Work instructions — Edit the material below by replacing every "Adelie" with "Gentoo", and keep everything else the same.

Items listed in a dataset —
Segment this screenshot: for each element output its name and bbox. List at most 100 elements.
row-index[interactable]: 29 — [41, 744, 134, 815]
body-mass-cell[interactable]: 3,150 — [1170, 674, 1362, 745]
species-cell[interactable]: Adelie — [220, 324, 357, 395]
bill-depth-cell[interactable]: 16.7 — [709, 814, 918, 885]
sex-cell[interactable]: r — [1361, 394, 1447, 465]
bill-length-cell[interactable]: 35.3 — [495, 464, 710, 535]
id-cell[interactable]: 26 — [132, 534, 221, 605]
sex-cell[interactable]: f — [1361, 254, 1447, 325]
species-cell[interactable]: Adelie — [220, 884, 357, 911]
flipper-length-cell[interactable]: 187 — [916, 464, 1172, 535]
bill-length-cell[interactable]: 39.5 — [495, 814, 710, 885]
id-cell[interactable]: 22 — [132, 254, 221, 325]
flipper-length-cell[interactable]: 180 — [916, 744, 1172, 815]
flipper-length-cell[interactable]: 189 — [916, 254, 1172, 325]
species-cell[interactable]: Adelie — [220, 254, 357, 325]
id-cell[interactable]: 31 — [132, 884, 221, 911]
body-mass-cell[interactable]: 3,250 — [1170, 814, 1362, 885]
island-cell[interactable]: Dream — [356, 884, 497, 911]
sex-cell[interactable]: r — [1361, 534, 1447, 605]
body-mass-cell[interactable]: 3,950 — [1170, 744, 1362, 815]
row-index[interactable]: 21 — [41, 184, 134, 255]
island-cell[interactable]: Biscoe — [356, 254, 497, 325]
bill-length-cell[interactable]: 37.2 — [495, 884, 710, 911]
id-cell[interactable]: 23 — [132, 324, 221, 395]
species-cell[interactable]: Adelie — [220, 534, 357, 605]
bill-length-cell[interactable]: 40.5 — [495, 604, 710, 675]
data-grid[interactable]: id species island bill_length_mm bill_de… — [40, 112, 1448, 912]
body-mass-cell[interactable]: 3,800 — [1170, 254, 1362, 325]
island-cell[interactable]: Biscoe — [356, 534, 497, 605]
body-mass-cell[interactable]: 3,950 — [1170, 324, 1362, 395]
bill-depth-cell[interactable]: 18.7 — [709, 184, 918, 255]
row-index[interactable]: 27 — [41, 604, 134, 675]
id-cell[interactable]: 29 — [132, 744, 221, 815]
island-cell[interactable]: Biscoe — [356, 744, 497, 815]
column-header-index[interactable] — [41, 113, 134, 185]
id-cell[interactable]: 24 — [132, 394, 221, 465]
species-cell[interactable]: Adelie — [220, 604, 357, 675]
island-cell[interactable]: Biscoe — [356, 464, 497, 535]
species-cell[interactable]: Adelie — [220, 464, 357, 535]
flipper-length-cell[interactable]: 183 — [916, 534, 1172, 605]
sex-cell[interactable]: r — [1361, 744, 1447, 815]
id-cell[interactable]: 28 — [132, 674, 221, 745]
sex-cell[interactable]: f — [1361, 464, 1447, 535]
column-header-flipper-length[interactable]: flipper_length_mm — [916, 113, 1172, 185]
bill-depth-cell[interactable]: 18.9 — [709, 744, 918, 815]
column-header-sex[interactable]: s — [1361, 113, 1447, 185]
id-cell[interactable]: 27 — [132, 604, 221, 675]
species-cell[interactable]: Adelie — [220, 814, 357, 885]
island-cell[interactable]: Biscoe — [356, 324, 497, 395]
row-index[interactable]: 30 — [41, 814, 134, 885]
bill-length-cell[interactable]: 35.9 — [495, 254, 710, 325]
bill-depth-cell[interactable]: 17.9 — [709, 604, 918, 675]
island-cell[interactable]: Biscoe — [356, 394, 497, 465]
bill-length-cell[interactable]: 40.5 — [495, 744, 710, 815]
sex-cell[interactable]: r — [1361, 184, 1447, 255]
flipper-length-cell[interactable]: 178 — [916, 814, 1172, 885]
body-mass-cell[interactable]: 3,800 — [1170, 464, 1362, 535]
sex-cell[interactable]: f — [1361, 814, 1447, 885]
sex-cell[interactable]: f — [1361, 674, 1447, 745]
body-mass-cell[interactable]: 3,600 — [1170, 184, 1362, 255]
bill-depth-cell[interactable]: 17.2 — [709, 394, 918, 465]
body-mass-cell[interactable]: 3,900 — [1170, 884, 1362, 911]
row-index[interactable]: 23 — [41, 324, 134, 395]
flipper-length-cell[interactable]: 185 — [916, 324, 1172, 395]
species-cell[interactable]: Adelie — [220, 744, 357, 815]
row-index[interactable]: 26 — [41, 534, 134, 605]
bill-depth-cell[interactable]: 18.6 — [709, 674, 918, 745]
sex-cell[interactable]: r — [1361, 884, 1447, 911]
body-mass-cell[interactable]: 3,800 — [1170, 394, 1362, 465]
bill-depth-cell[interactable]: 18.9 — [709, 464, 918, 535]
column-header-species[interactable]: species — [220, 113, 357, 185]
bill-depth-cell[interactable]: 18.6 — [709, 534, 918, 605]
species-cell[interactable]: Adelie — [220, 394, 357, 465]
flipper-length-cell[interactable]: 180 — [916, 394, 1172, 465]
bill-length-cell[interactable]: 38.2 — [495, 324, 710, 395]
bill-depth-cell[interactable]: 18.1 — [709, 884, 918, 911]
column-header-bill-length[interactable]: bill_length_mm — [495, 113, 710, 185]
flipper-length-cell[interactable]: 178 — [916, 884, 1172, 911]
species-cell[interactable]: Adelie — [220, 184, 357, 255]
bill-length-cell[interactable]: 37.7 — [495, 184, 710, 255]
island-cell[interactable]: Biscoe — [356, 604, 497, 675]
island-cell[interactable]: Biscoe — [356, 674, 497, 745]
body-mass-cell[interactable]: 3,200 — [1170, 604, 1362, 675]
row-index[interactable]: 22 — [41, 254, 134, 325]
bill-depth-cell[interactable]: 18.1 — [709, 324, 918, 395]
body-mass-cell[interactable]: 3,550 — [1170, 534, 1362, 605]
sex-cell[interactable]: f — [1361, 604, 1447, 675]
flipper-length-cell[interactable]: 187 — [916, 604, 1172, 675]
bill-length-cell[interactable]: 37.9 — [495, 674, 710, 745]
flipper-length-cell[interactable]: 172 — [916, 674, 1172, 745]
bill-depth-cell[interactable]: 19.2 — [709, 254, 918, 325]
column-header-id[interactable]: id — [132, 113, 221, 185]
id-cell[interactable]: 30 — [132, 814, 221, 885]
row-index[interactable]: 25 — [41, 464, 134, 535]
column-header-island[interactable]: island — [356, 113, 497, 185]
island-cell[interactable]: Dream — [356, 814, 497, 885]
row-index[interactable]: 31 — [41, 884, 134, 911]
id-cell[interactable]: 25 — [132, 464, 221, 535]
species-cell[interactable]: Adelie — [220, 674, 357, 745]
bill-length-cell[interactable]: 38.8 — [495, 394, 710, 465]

Reply to the exercise —
Segment this screenshot: for each element output its name and bbox. List at most 100 elements.
row-index[interactable]: 29 — [41, 744, 134, 815]
body-mass-cell[interactable]: 3,150 — [1170, 674, 1362, 745]
species-cell[interactable]: Gentoo — [220, 324, 357, 395]
bill-depth-cell[interactable]: 16.7 — [709, 814, 918, 885]
sex-cell[interactable]: r — [1361, 394, 1447, 465]
bill-length-cell[interactable]: 35.3 — [495, 464, 710, 535]
id-cell[interactable]: 26 — [132, 534, 221, 605]
sex-cell[interactable]: f — [1361, 254, 1447, 325]
species-cell[interactable]: Gentoo — [220, 884, 357, 911]
flipper-length-cell[interactable]: 187 — [916, 464, 1172, 535]
bill-length-cell[interactable]: 39.5 — [495, 814, 710, 885]
id-cell[interactable]: 22 — [132, 254, 221, 325]
flipper-length-cell[interactable]: 180 — [916, 744, 1172, 815]
flipper-length-cell[interactable]: 189 — [916, 254, 1172, 325]
species-cell[interactable]: Gentoo — [220, 254, 357, 325]
id-cell[interactable]: 31 — [132, 884, 221, 911]
body-mass-cell[interactable]: 3,250 — [1170, 814, 1362, 885]
island-cell[interactable]: Dream — [356, 884, 497, 911]
sex-cell[interactable]: r — [1361, 534, 1447, 605]
body-mass-cell[interactable]: 3,950 — [1170, 744, 1362, 815]
row-index[interactable]: 21 — [41, 184, 134, 255]
island-cell[interactable]: Biscoe — [356, 254, 497, 325]
bill-length-cell[interactable]: 37.2 — [495, 884, 710, 911]
id-cell[interactable]: 23 — [132, 324, 221, 395]
species-cell[interactable]: Gentoo — [220, 534, 357, 605]
bill-length-cell[interactable]: 40.5 — [495, 604, 710, 675]
data-grid[interactable]: id species island bill_length_mm bill_de… — [40, 112, 1448, 912]
body-mass-cell[interactable]: 3,800 — [1170, 254, 1362, 325]
island-cell[interactable]: Biscoe — [356, 534, 497, 605]
body-mass-cell[interactable]: 3,950 — [1170, 324, 1362, 395]
bill-depth-cell[interactable]: 18.7 — [709, 184, 918, 255]
row-index[interactable]: 27 — [41, 604, 134, 675]
id-cell[interactable]: 29 — [132, 744, 221, 815]
island-cell[interactable]: Biscoe — [356, 744, 497, 815]
column-header-index[interactable] — [41, 113, 134, 185]
id-cell[interactable]: 24 — [132, 394, 221, 465]
species-cell[interactable]: Gentoo — [220, 604, 357, 675]
island-cell[interactable]: Biscoe — [356, 464, 497, 535]
species-cell[interactable]: Gentoo — [220, 464, 357, 535]
flipper-length-cell[interactable]: 183 — [916, 534, 1172, 605]
sex-cell[interactable]: r — [1361, 744, 1447, 815]
id-cell[interactable]: 28 — [132, 674, 221, 745]
sex-cell[interactable]: f — [1361, 464, 1447, 535]
column-header-flipper-length[interactable]: flipper_length_mm — [916, 113, 1172, 185]
bill-depth-cell[interactable]: 18.9 — [709, 744, 918, 815]
column-header-sex[interactable]: s — [1361, 113, 1447, 185]
id-cell[interactable]: 27 — [132, 604, 221, 675]
species-cell[interactable]: Gentoo — [220, 814, 357, 885]
island-cell[interactable]: Biscoe — [356, 324, 497, 395]
row-index[interactable]: 30 — [41, 814, 134, 885]
bill-length-cell[interactable]: 35.9 — [495, 254, 710, 325]
bill-depth-cell[interactable]: 17.9 — [709, 604, 918, 675]
island-cell[interactable]: Biscoe — [356, 394, 497, 465]
bill-length-cell[interactable]: 40.5 — [495, 744, 710, 815]
sex-cell[interactable]: r — [1361, 184, 1447, 255]
flipper-length-cell[interactable]: 178 — [916, 814, 1172, 885]
body-mass-cell[interactable]: 3,800 — [1170, 464, 1362, 535]
sex-cell[interactable]: f — [1361, 814, 1447, 885]
sex-cell[interactable]: f — [1361, 674, 1447, 745]
body-mass-cell[interactable]: 3,600 — [1170, 184, 1362, 255]
bill-depth-cell[interactable]: 17.2 — [709, 394, 918, 465]
body-mass-cell[interactable]: 3,900 — [1170, 884, 1362, 911]
row-index[interactable]: 23 — [41, 324, 134, 395]
flipper-length-cell[interactable]: 185 — [916, 324, 1172, 395]
species-cell[interactable]: Gentoo — [220, 744, 357, 815]
row-index[interactable]: 26 — [41, 534, 134, 605]
bill-depth-cell[interactable]: 18.6 — [709, 674, 918, 745]
sex-cell[interactable]: r — [1361, 884, 1447, 911]
body-mass-cell[interactable]: 3,800 — [1170, 394, 1362, 465]
bill-depth-cell[interactable]: 18.9 — [709, 464, 918, 535]
column-header-species[interactable]: species — [220, 113, 357, 185]
bill-depth-cell[interactable]: 18.6 — [709, 534, 918, 605]
species-cell[interactable]: Gentoo — [220, 394, 357, 465]
flipper-length-cell[interactable]: 180 — [916, 394, 1172, 465]
bill-length-cell[interactable]: 38.2 — [495, 324, 710, 395]
bill-depth-cell[interactable]: 18.1 — [709, 884, 918, 911]
column-header-bill-length[interactable]: bill_length_mm — [495, 113, 710, 185]
flipper-length-cell[interactable]: 178 — [916, 884, 1172, 911]
species-cell[interactable]: Gentoo — [220, 184, 357, 255]
bill-length-cell[interactable]: 37.7 — [495, 184, 710, 255]
island-cell[interactable]: Biscoe — [356, 604, 497, 675]
island-cell[interactable]: Biscoe — [356, 674, 497, 745]
body-mass-cell[interactable]: 3,200 — [1170, 604, 1362, 675]
row-index[interactable]: 22 — [41, 254, 134, 325]
bill-depth-cell[interactable]: 18.1 — [709, 324, 918, 395]
body-mass-cell[interactable]: 3,550 — [1170, 534, 1362, 605]
sex-cell[interactable]: f — [1361, 604, 1447, 675]
flipper-length-cell[interactable]: 187 — [916, 604, 1172, 675]
bill-length-cell[interactable]: 37.9 — [495, 674, 710, 745]
flipper-length-cell[interactable]: 172 — [916, 674, 1172, 745]
bill-depth-cell[interactable]: 19.2 — [709, 254, 918, 325]
column-header-id[interactable]: id — [132, 113, 221, 185]
id-cell[interactable]: 30 — [132, 814, 221, 885]
row-index[interactable]: 25 — [41, 464, 134, 535]
column-header-island[interactable]: island — [356, 113, 497, 185]
island-cell[interactable]: Dream — [356, 814, 497, 885]
row-index[interactable]: 31 — [41, 884, 134, 911]
id-cell[interactable]: 25 — [132, 464, 221, 535]
species-cell[interactable]: Gentoo — [220, 674, 357, 745]
bill-length-cell[interactable]: 38.8 — [495, 394, 710, 465]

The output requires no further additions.